__Records that describe figures__
-=-=-
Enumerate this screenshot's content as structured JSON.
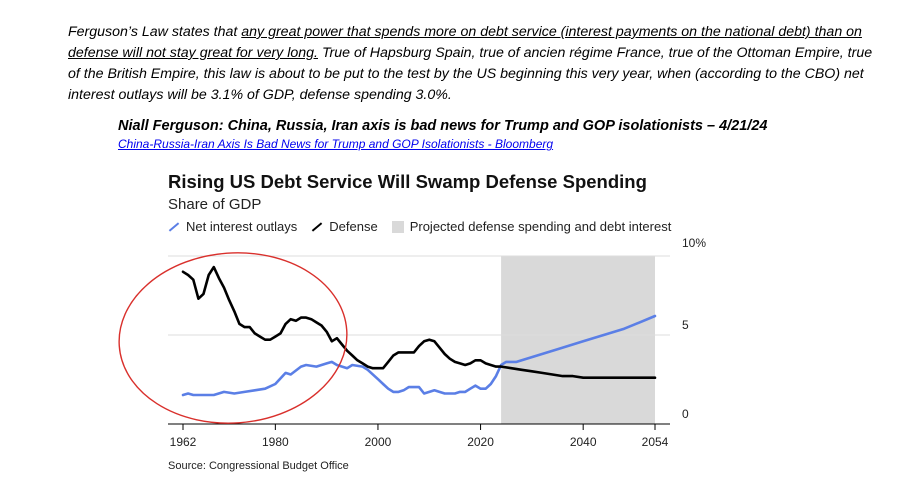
{
  "quote": {
    "lead": "Ferguson’s Law states that ",
    "underlined": "any great power that spends more on debt service (interest payments on the national debt) than on defense will not stay great for very long.",
    "rest": " True of Hapsburg Spain, true of ancien régime France, true of the Ottoman Empire, true of the British Empire, this law is about to be put to the test by the US beginning this very year, when (according to the CBO) net interest outlays will be 3.1% of GDP, defense spending 3.0%."
  },
  "attribution": "Niall Ferguson: China, Russia, Iran axis is bad news for Trump and GOP isolationists – 4/21/24",
  "link_text": "China-Russia-Iran Axis Is Bad News for Trump and GOP Isolationists - Bloomberg",
  "source": "Source: Congressional Budget Office",
  "colors": {
    "interest": "#5b7fe6",
    "defense": "#000000",
    "projection": "#d9d9d9",
    "annotation": "#d9302c"
  },
  "chart_data": {
    "type": "line",
    "title": "Rising US Debt Service Will Swamp Defense Spending",
    "subtitle": "Share of GDP",
    "legend": [
      "Net interest outlays",
      "Defense",
      "Projected defense spending and debt interest"
    ],
    "legend_placement": "top-left",
    "xlim": [
      1962,
      2054
    ],
    "ylim": [
      0,
      10
    ],
    "x_ticks": [
      "1962",
      "1980",
      "2000",
      "2020",
      "2040",
      "2054"
    ],
    "x_tick_values": [
      1962,
      1980,
      2000,
      2020,
      2040,
      2054
    ],
    "y_ticks": [
      "0",
      "5",
      "10%"
    ],
    "y_tick_values": [
      0,
      5,
      10
    ],
    "grid": "horizontal",
    "projection_range": [
      2024,
      2054
    ],
    "annotation": "red ellipse circling 1962–1995",
    "series": [
      {
        "name": "Net interest outlays",
        "color": "#5b7fe6",
        "points": [
          [
            1962,
            1.2
          ],
          [
            1963,
            1.3
          ],
          [
            1964,
            1.2
          ],
          [
            1966,
            1.2
          ],
          [
            1968,
            1.2
          ],
          [
            1970,
            1.4
          ],
          [
            1972,
            1.3
          ],
          [
            1974,
            1.4
          ],
          [
            1976,
            1.5
          ],
          [
            1978,
            1.6
          ],
          [
            1980,
            1.9
          ],
          [
            1982,
            2.6
          ],
          [
            1983,
            2.5
          ],
          [
            1985,
            3.0
          ],
          [
            1986,
            3.1
          ],
          [
            1988,
            3.0
          ],
          [
            1990,
            3.2
          ],
          [
            1991,
            3.3
          ],
          [
            1992,
            3.1
          ],
          [
            1994,
            2.9
          ],
          [
            1995,
            3.1
          ],
          [
            1997,
            3.0
          ],
          [
            1998,
            2.8
          ],
          [
            2000,
            2.2
          ],
          [
            2001,
            1.9
          ],
          [
            2002,
            1.6
          ],
          [
            2003,
            1.4
          ],
          [
            2004,
            1.4
          ],
          [
            2005,
            1.5
          ],
          [
            2006,
            1.7
          ],
          [
            2007,
            1.7
          ],
          [
            2008,
            1.7
          ],
          [
            2009,
            1.3
          ],
          [
            2010,
            1.4
          ],
          [
            2011,
            1.5
          ],
          [
            2012,
            1.4
          ],
          [
            2013,
            1.3
          ],
          [
            2014,
            1.3
          ],
          [
            2015,
            1.3
          ],
          [
            2016,
            1.4
          ],
          [
            2017,
            1.4
          ],
          [
            2018,
            1.6
          ],
          [
            2019,
            1.8
          ],
          [
            2020,
            1.6
          ],
          [
            2021,
            1.6
          ],
          [
            2022,
            1.9
          ],
          [
            2023,
            2.4
          ],
          [
            2024,
            3.1
          ],
          [
            2025,
            3.3
          ],
          [
            2027,
            3.3
          ],
          [
            2030,
            3.6
          ],
          [
            2035,
            4.1
          ],
          [
            2040,
            4.6
          ],
          [
            2044,
            5.0
          ],
          [
            2048,
            5.4
          ],
          [
            2051,
            5.8
          ],
          [
            2054,
            6.2
          ]
        ]
      },
      {
        "name": "Defense",
        "color": "#000000",
        "points": [
          [
            1962,
            9.0
          ],
          [
            1963,
            8.8
          ],
          [
            1964,
            8.5
          ],
          [
            1965,
            7.3
          ],
          [
            1966,
            7.6
          ],
          [
            1967,
            8.8
          ],
          [
            1968,
            9.3
          ],
          [
            1969,
            8.6
          ],
          [
            1970,
            8.0
          ],
          [
            1971,
            7.2
          ],
          [
            1972,
            6.5
          ],
          [
            1973,
            5.7
          ],
          [
            1974,
            5.5
          ],
          [
            1975,
            5.5
          ],
          [
            1976,
            5.1
          ],
          [
            1977,
            4.9
          ],
          [
            1978,
            4.7
          ],
          [
            1979,
            4.7
          ],
          [
            1980,
            4.9
          ],
          [
            1981,
            5.1
          ],
          [
            1982,
            5.7
          ],
          [
            1983,
            6.0
          ],
          [
            1984,
            5.9
          ],
          [
            1985,
            6.1
          ],
          [
            1986,
            6.1
          ],
          [
            1987,
            6.0
          ],
          [
            1988,
            5.8
          ],
          [
            1989,
            5.6
          ],
          [
            1990,
            5.2
          ],
          [
            1991,
            4.6
          ],
          [
            1992,
            4.8
          ],
          [
            1993,
            4.4
          ],
          [
            1994,
            4.0
          ],
          [
            1995,
            3.7
          ],
          [
            1996,
            3.4
          ],
          [
            1997,
            3.2
          ],
          [
            1998,
            3.0
          ],
          [
            1999,
            2.9
          ],
          [
            2000,
            2.9
          ],
          [
            2001,
            2.9
          ],
          [
            2002,
            3.3
          ],
          [
            2003,
            3.7
          ],
          [
            2004,
            3.9
          ],
          [
            2005,
            3.9
          ],
          [
            2006,
            3.9
          ],
          [
            2007,
            3.9
          ],
          [
            2008,
            4.3
          ],
          [
            2009,
            4.6
          ],
          [
            2010,
            4.7
          ],
          [
            2011,
            4.6
          ],
          [
            2012,
            4.2
          ],
          [
            2013,
            3.8
          ],
          [
            2014,
            3.5
          ],
          [
            2015,
            3.3
          ],
          [
            2016,
            3.2
          ],
          [
            2017,
            3.1
          ],
          [
            2018,
            3.2
          ],
          [
            2019,
            3.4
          ],
          [
            2020,
            3.4
          ],
          [
            2021,
            3.2
          ],
          [
            2022,
            3.1
          ],
          [
            2023,
            3.0
          ],
          [
            2024,
            3.0
          ],
          [
            2026,
            2.9
          ],
          [
            2028,
            2.8
          ],
          [
            2030,
            2.7
          ],
          [
            2032,
            2.6
          ],
          [
            2034,
            2.5
          ],
          [
            2036,
            2.4
          ],
          [
            2038,
            2.4
          ],
          [
            2040,
            2.3
          ],
          [
            2045,
            2.3
          ],
          [
            2050,
            2.3
          ],
          [
            2054,
            2.3
          ]
        ]
      }
    ]
  }
}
-=-=-
__GIVEN REQUEST__
Transcribe the full listing above exactly, with the images removed.

__TASK SOLUTION__
Enumerate this screenshot's content as structured JSON.
{
  "quote": {
    "lead": "Ferguson’s Law states that ",
    "underlined": "any great power that spends more on debt service (interest payments on the national debt) than on defense will not stay great for very long.",
    "rest": " True of Hapsburg Spain, true of ancien régime France, true of the Ottoman Empire, true of the British Empire, this law is about to be put to the test by the US beginning this very year, when (according to the CBO) net interest outlays will be 3.1% of GDP, defense spending 3.0%."
  },
  "attribution": "Niall Ferguson: China, Russia, Iran axis is bad news for Trump and GOP isolationists – 4/21/24",
  "link_text": "China-Russia-Iran Axis Is Bad News for Trump and GOP Isolationists - Bloomberg",
  "source": "Source: Congressional Budget Office",
  "colors": {
    "interest": "#5b7fe6",
    "defense": "#000000",
    "projection": "#d9d9d9",
    "annotation": "#d9302c"
  },
  "chart_data": {
    "type": "line",
    "title": "Rising US Debt Service Will Swamp Defense Spending",
    "subtitle": "Share of GDP",
    "legend": [
      "Net interest outlays",
      "Defense",
      "Projected defense spending and debt interest"
    ],
    "legend_placement": "top-left",
    "xlim": [
      1962,
      2054
    ],
    "ylim": [
      0,
      10
    ],
    "x_ticks": [
      "1962",
      "1980",
      "2000",
      "2020",
      "2040",
      "2054"
    ],
    "x_tick_values": [
      1962,
      1980,
      2000,
      2020,
      2040,
      2054
    ],
    "y_ticks": [
      "0",
      "5",
      "10%"
    ],
    "y_tick_values": [
      0,
      5,
      10
    ],
    "grid": "horizontal",
    "projection_range": [
      2024,
      2054
    ],
    "annotation": "red ellipse circling 1962–1995",
    "series": [
      {
        "name": "Net interest outlays",
        "color": "#5b7fe6",
        "points": [
          [
            1962,
            1.2
          ],
          [
            1963,
            1.3
          ],
          [
            1964,
            1.2
          ],
          [
            1966,
            1.2
          ],
          [
            1968,
            1.2
          ],
          [
            1970,
            1.4
          ],
          [
            1972,
            1.3
          ],
          [
            1974,
            1.4
          ],
          [
            1976,
            1.5
          ],
          [
            1978,
            1.6
          ],
          [
            1980,
            1.9
          ],
          [
            1982,
            2.6
          ],
          [
            1983,
            2.5
          ],
          [
            1985,
            3.0
          ],
          [
            1986,
            3.1
          ],
          [
            1988,
            3.0
          ],
          [
            1990,
            3.2
          ],
          [
            1991,
            3.3
          ],
          [
            1992,
            3.1
          ],
          [
            1994,
            2.9
          ],
          [
            1995,
            3.1
          ],
          [
            1997,
            3.0
          ],
          [
            1998,
            2.8
          ],
          [
            2000,
            2.2
          ],
          [
            2001,
            1.9
          ],
          [
            2002,
            1.6
          ],
          [
            2003,
            1.4
          ],
          [
            2004,
            1.4
          ],
          [
            2005,
            1.5
          ],
          [
            2006,
            1.7
          ],
          [
            2007,
            1.7
          ],
          [
            2008,
            1.7
          ],
          [
            2009,
            1.3
          ],
          [
            2010,
            1.4
          ],
          [
            2011,
            1.5
          ],
          [
            2012,
            1.4
          ],
          [
            2013,
            1.3
          ],
          [
            2014,
            1.3
          ],
          [
            2015,
            1.3
          ],
          [
            2016,
            1.4
          ],
          [
            2017,
            1.4
          ],
          [
            2018,
            1.6
          ],
          [
            2019,
            1.8
          ],
          [
            2020,
            1.6
          ],
          [
            2021,
            1.6
          ],
          [
            2022,
            1.9
          ],
          [
            2023,
            2.4
          ],
          [
            2024,
            3.1
          ],
          [
            2025,
            3.3
          ],
          [
            2027,
            3.3
          ],
          [
            2030,
            3.6
          ],
          [
            2035,
            4.1
          ],
          [
            2040,
            4.6
          ],
          [
            2044,
            5.0
          ],
          [
            2048,
            5.4
          ],
          [
            2051,
            5.8
          ],
          [
            2054,
            6.2
          ]
        ]
      },
      {
        "name": "Defense",
        "color": "#000000",
        "points": [
          [
            1962,
            9.0
          ],
          [
            1963,
            8.8
          ],
          [
            1964,
            8.5
          ],
          [
            1965,
            7.3
          ],
          [
            1966,
            7.6
          ],
          [
            1967,
            8.8
          ],
          [
            1968,
            9.3
          ],
          [
            1969,
            8.6
          ],
          [
            1970,
            8.0
          ],
          [
            1971,
            7.2
          ],
          [
            1972,
            6.5
          ],
          [
            1973,
            5.7
          ],
          [
            1974,
            5.5
          ],
          [
            1975,
            5.5
          ],
          [
            1976,
            5.1
          ],
          [
            1977,
            4.9
          ],
          [
            1978,
            4.7
          ],
          [
            1979,
            4.7
          ],
          [
            1980,
            4.9
          ],
          [
            1981,
            5.1
          ],
          [
            1982,
            5.7
          ],
          [
            1983,
            6.0
          ],
          [
            1984,
            5.9
          ],
          [
            1985,
            6.1
          ],
          [
            1986,
            6.1
          ],
          [
            1987,
            6.0
          ],
          [
            1988,
            5.8
          ],
          [
            1989,
            5.6
          ],
          [
            1990,
            5.2
          ],
          [
            1991,
            4.6
          ],
          [
            1992,
            4.8
          ],
          [
            1993,
            4.4
          ],
          [
            1994,
            4.0
          ],
          [
            1995,
            3.7
          ],
          [
            1996,
            3.4
          ],
          [
            1997,
            3.2
          ],
          [
            1998,
            3.0
          ],
          [
            1999,
            2.9
          ],
          [
            2000,
            2.9
          ],
          [
            2001,
            2.9
          ],
          [
            2002,
            3.3
          ],
          [
            2003,
            3.7
          ],
          [
            2004,
            3.9
          ],
          [
            2005,
            3.9
          ],
          [
            2006,
            3.9
          ],
          [
            2007,
            3.9
          ],
          [
            2008,
            4.3
          ],
          [
            2009,
            4.6
          ],
          [
            2010,
            4.7
          ],
          [
            2011,
            4.6
          ],
          [
            2012,
            4.2
          ],
          [
            2013,
            3.8
          ],
          [
            2014,
            3.5
          ],
          [
            2015,
            3.3
          ],
          [
            2016,
            3.2
          ],
          [
            2017,
            3.1
          ],
          [
            2018,
            3.2
          ],
          [
            2019,
            3.4
          ],
          [
            2020,
            3.4
          ],
          [
            2021,
            3.2
          ],
          [
            2022,
            3.1
          ],
          [
            2023,
            3.0
          ],
          [
            2024,
            3.0
          ],
          [
            2026,
            2.9
          ],
          [
            2028,
            2.8
          ],
          [
            2030,
            2.7
          ],
          [
            2032,
            2.6
          ],
          [
            2034,
            2.5
          ],
          [
            2036,
            2.4
          ],
          [
            2038,
            2.4
          ],
          [
            2040,
            2.3
          ],
          [
            2045,
            2.3
          ],
          [
            2050,
            2.3
          ],
          [
            2054,
            2.3
          ]
        ]
      }
    ]
  }
}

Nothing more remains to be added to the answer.